▸ Stated exercise
Each line that includes the string "DISCUSS" counts once; give the total and nothing else.

▸ Exercise inputs

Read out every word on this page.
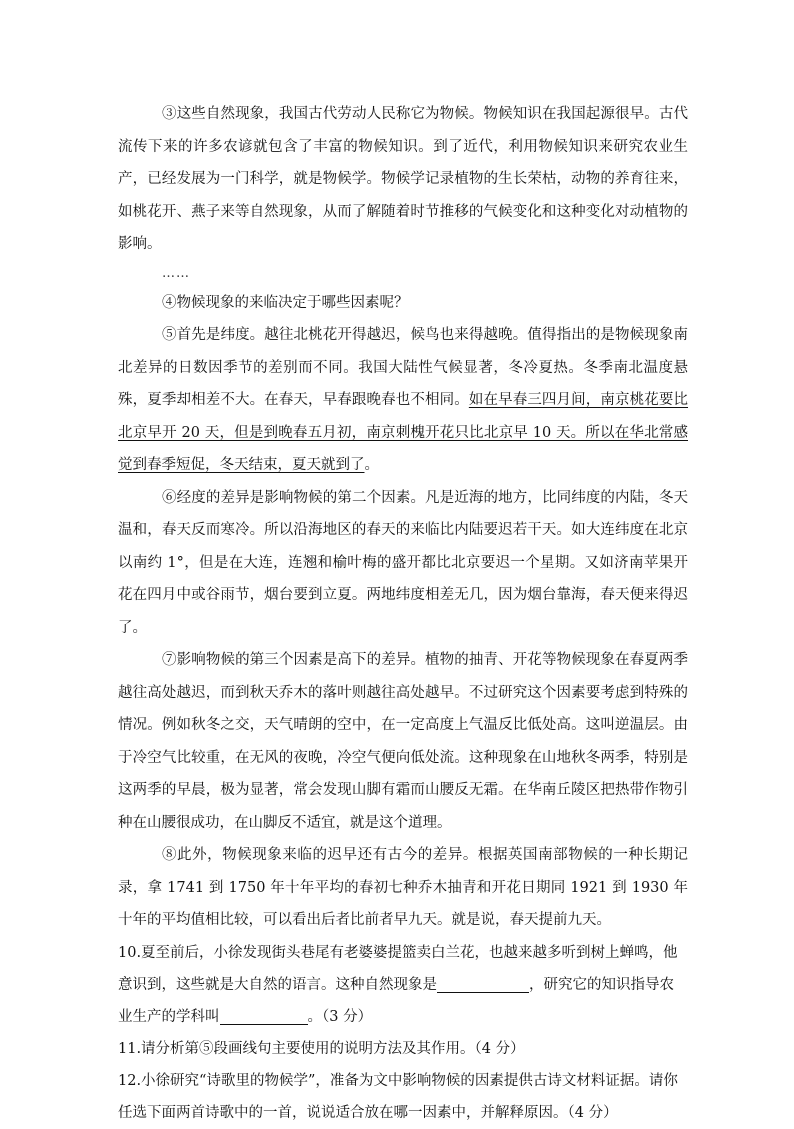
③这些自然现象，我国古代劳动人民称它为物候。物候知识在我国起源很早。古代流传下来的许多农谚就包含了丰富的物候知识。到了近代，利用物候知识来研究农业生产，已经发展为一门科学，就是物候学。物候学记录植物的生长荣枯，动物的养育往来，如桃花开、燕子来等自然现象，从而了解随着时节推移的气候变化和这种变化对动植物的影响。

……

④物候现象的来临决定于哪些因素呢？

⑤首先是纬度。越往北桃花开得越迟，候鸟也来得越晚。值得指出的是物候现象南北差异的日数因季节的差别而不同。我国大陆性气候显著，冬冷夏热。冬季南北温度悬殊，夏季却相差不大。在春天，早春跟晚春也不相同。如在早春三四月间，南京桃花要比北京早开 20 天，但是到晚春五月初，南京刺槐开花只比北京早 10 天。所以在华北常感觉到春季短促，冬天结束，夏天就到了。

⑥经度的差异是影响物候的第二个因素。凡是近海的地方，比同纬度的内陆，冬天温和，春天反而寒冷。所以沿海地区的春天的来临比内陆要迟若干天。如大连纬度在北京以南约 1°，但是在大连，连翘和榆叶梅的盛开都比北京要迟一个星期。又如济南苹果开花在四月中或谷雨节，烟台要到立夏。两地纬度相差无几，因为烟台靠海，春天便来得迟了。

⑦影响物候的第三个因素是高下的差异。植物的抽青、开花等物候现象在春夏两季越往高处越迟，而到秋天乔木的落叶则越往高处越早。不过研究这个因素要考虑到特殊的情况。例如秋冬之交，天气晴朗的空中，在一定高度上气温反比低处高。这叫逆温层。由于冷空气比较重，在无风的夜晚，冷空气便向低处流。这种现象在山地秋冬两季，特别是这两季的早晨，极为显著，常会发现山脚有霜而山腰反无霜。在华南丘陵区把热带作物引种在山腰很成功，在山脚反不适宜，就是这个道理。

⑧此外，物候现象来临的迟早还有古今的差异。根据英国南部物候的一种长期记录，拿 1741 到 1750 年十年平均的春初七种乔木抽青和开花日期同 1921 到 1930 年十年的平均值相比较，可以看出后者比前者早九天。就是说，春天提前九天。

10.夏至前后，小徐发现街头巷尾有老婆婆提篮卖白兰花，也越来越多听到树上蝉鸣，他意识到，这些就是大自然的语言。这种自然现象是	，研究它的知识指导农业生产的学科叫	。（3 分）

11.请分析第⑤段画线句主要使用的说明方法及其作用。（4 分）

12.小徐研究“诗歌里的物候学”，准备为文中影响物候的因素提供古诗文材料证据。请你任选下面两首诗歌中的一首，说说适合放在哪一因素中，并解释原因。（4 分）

---

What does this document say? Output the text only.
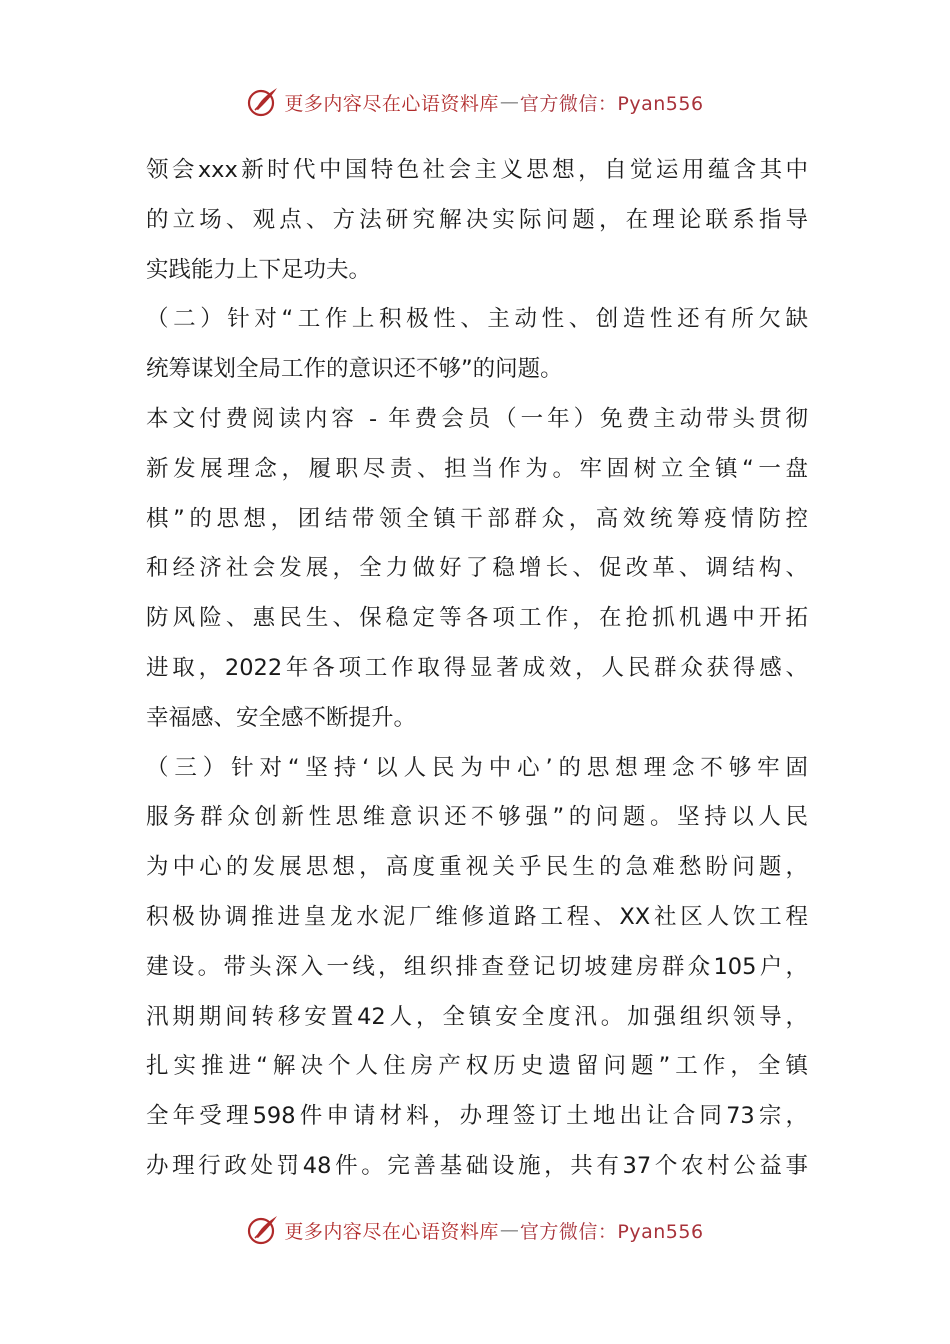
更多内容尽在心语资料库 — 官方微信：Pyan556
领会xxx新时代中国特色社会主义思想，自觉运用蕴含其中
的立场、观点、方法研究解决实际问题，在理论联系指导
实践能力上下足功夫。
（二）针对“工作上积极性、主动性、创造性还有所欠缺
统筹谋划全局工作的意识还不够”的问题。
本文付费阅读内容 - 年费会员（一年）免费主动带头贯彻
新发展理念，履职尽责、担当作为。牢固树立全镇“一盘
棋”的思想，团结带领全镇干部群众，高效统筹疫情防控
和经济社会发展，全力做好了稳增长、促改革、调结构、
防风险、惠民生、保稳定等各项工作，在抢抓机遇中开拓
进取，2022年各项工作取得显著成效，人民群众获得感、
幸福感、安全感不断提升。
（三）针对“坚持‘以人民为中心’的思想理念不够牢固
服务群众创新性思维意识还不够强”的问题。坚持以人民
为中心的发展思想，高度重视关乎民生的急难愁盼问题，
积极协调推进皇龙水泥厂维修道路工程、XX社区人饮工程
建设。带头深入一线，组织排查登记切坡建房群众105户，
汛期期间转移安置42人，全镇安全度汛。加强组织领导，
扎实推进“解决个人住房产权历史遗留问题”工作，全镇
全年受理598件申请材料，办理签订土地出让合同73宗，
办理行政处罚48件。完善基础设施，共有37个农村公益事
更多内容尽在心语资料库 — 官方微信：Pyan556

* * *

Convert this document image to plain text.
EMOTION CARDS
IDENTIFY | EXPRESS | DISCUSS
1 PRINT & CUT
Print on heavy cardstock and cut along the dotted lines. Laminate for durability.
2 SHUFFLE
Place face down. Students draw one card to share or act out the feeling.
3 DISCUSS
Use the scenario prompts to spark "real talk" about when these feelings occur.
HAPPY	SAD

▸ Written answer
2